Exercise task => Using the records below, please work out how many lines contain "Comercia"; answer with the number alone.

Material supplied =>

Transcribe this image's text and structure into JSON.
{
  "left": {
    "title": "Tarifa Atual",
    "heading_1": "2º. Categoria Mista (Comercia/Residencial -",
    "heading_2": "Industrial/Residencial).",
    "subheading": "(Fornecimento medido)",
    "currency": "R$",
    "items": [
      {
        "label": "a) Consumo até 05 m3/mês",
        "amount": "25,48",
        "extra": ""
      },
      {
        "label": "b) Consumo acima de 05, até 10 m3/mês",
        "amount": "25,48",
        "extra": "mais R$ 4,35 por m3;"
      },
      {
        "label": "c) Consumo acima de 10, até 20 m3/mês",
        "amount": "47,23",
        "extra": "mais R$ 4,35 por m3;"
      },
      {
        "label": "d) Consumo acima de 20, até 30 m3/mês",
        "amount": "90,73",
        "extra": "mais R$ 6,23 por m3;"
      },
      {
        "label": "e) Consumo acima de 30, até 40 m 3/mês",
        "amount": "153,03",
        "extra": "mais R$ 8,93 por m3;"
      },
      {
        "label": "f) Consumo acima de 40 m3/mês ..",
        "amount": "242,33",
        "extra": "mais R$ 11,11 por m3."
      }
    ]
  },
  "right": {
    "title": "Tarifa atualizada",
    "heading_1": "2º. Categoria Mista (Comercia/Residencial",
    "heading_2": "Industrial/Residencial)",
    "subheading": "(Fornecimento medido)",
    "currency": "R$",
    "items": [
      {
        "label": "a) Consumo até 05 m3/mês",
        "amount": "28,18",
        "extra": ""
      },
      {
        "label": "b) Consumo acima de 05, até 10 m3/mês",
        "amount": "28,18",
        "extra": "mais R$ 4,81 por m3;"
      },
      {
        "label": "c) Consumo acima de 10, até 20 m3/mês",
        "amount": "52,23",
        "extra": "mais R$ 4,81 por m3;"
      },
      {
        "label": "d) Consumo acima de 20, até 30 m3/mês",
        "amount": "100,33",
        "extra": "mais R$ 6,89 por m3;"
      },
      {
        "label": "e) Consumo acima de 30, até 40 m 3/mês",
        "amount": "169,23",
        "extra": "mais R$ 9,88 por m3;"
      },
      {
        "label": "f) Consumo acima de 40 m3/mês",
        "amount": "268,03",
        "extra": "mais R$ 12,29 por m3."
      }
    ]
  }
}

Solved exercise => 2